Heimat, keine Metapher

I.
Ich kenne das Haus schon seit ich denken kann, doch richtig fertig ist es erst jetzt. Lange lagen die Mauerziegel blank und das Gebäude wirkte unfertig und gedrungen, unpassend im Straßenzug. Nun ist es fertig, hat einen sauberen gelben Verputz und ordentliche Blumenkübel davor. Erst jetzt fällt mir auf was daran Besonderes ist. Der langezogene, rechteckicke Grundriss des eingeschossigen Hauses und sein stumpfer Giebel: Eine zitronenfaltergelbe Baracke. Aus wohlüberlegter, kleinbürgelicher Sparsamkeit heraus, wurde mit dem endgültigen Verputzen gewartet bis die kleine Gedenktafel hatte entfernt werden dürfen: Hier stand einmal die Synagoge.

II.
Wie eine Synagoge zum religiösen Leben einer jüdischen Gemeinde gehört, gab es im Dorf auch einen jüdischen Friedhof. In unmittelbarer Nachbarschaft zur heutigen Gesamtschule, die auch rege von Kindern umliegender Ortsteile besucht wird. Auch der Friedhof konnte das Jahr 1939 nicht überdauern: Heute verläuft dort die Aschebahn.



III.
Der Rest ist normal. Wie überall.




1 Antwort auf “Heimat, keine Metapher”


  1. 1 mr. q 17. Juli 2007 um 11:52 Uhr

    das mit der aschenbahn ist ganz schön makaber.

Übungsziel:
Bitte geben Sie den Teil des Ausgangstexts zwischen „Wie eine Synagoge“ und „normal. Wie überall.“, beide eingeschlossen, wortgetreu wieder.

Informationen:
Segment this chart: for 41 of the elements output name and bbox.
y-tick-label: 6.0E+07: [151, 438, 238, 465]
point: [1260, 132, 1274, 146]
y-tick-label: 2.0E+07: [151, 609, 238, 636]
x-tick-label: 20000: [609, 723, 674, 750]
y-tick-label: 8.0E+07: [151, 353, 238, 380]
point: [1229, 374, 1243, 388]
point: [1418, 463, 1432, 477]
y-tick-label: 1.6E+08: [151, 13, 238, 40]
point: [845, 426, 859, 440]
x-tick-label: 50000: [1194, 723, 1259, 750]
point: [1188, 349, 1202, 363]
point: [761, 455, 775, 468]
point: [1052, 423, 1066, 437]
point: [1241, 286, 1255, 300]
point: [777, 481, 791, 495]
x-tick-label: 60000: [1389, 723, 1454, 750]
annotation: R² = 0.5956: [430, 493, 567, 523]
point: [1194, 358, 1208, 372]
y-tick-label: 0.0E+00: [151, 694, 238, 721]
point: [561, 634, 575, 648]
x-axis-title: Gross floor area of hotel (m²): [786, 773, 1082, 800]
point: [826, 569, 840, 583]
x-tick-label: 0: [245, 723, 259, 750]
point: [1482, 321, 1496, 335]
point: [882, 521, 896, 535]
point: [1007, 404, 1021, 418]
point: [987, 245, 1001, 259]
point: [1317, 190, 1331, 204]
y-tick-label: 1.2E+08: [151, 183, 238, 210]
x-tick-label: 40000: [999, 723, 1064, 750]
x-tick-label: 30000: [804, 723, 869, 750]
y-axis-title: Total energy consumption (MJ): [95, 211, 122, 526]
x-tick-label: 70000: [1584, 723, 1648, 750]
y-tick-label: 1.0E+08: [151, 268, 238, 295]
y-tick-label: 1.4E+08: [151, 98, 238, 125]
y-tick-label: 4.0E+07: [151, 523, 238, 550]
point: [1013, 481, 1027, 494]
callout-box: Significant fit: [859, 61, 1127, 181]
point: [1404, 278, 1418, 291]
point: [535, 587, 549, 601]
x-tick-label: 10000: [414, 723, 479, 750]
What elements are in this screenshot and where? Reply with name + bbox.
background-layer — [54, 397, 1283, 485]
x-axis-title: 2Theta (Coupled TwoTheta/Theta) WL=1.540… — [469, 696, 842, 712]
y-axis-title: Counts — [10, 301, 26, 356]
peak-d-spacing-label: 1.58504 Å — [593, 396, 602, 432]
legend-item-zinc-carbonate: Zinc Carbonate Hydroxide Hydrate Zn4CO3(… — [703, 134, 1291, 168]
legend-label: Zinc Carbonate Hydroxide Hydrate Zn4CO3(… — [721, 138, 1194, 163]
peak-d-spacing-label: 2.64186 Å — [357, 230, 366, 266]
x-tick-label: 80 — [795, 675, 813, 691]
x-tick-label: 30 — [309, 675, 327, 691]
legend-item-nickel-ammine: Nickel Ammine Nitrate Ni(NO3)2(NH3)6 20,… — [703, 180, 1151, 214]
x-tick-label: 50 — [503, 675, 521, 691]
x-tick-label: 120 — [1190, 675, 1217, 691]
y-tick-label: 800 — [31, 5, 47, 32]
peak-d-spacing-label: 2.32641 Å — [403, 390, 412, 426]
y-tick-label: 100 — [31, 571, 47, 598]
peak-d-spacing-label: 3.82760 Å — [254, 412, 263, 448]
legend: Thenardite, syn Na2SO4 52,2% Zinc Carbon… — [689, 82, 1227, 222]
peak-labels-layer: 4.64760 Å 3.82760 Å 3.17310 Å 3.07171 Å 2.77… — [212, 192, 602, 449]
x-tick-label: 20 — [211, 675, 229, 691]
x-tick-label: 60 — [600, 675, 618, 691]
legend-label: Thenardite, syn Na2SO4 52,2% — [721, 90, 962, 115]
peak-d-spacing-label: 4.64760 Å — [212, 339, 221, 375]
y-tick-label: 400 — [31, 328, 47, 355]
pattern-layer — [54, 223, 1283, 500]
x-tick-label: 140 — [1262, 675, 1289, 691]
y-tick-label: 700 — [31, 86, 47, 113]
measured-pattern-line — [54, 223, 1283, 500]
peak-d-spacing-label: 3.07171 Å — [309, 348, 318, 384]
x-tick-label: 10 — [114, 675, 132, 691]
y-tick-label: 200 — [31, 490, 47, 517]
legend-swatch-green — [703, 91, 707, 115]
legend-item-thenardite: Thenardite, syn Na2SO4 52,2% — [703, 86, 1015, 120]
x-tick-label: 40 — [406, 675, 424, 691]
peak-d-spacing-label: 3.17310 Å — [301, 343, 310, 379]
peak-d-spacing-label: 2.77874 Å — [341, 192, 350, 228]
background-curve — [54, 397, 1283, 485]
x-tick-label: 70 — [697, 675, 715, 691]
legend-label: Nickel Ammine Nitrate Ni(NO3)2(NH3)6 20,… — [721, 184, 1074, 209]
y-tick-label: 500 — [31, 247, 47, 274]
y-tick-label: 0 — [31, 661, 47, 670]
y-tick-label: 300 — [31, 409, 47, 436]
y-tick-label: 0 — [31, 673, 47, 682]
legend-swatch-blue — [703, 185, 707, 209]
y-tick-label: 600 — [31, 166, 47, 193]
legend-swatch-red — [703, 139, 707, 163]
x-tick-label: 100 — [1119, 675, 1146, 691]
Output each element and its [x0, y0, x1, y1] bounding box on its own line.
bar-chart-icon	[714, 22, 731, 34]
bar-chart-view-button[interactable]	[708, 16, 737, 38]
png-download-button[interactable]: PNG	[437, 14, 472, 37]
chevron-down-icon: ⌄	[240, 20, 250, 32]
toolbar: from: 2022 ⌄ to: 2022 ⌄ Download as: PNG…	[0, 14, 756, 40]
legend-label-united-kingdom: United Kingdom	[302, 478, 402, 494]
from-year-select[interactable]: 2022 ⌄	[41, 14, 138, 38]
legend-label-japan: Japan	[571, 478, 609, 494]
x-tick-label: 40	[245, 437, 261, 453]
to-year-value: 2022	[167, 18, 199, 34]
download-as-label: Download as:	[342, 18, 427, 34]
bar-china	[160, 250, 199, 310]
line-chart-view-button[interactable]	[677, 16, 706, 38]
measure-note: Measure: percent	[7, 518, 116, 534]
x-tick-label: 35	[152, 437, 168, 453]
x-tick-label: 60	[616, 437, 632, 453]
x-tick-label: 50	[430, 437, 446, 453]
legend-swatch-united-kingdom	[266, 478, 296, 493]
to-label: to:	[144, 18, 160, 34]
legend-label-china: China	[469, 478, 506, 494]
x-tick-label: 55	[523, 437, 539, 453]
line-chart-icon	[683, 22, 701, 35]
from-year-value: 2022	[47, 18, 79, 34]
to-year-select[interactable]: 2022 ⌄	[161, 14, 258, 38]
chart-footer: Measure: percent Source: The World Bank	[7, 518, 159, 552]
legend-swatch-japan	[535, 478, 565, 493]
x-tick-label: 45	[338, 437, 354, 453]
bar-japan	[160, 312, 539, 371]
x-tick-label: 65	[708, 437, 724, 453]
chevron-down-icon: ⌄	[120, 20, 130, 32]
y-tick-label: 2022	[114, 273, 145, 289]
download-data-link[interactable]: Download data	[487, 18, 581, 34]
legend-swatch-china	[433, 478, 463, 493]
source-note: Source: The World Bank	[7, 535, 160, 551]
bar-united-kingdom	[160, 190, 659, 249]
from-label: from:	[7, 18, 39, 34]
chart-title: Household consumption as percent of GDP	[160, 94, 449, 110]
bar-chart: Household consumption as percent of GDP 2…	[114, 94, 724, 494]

Antwortbereich:
Wie eine Synagoge zum religiösen Leben einer jüdischen Gemeinde gehört, gab es im Dorf auch einen jüdischen Friedhof. In unmittelbarer Nachbarschaft zur heutigen Gesamtschule, die auch rege von Kindern umliegender Ortsteile besucht wird. Auch der Friedhof konnte das Jahr 1939 nicht überdauern: Heute verläuft dort die Aschebahn.



III.
Der Rest ist normal. Wie überall.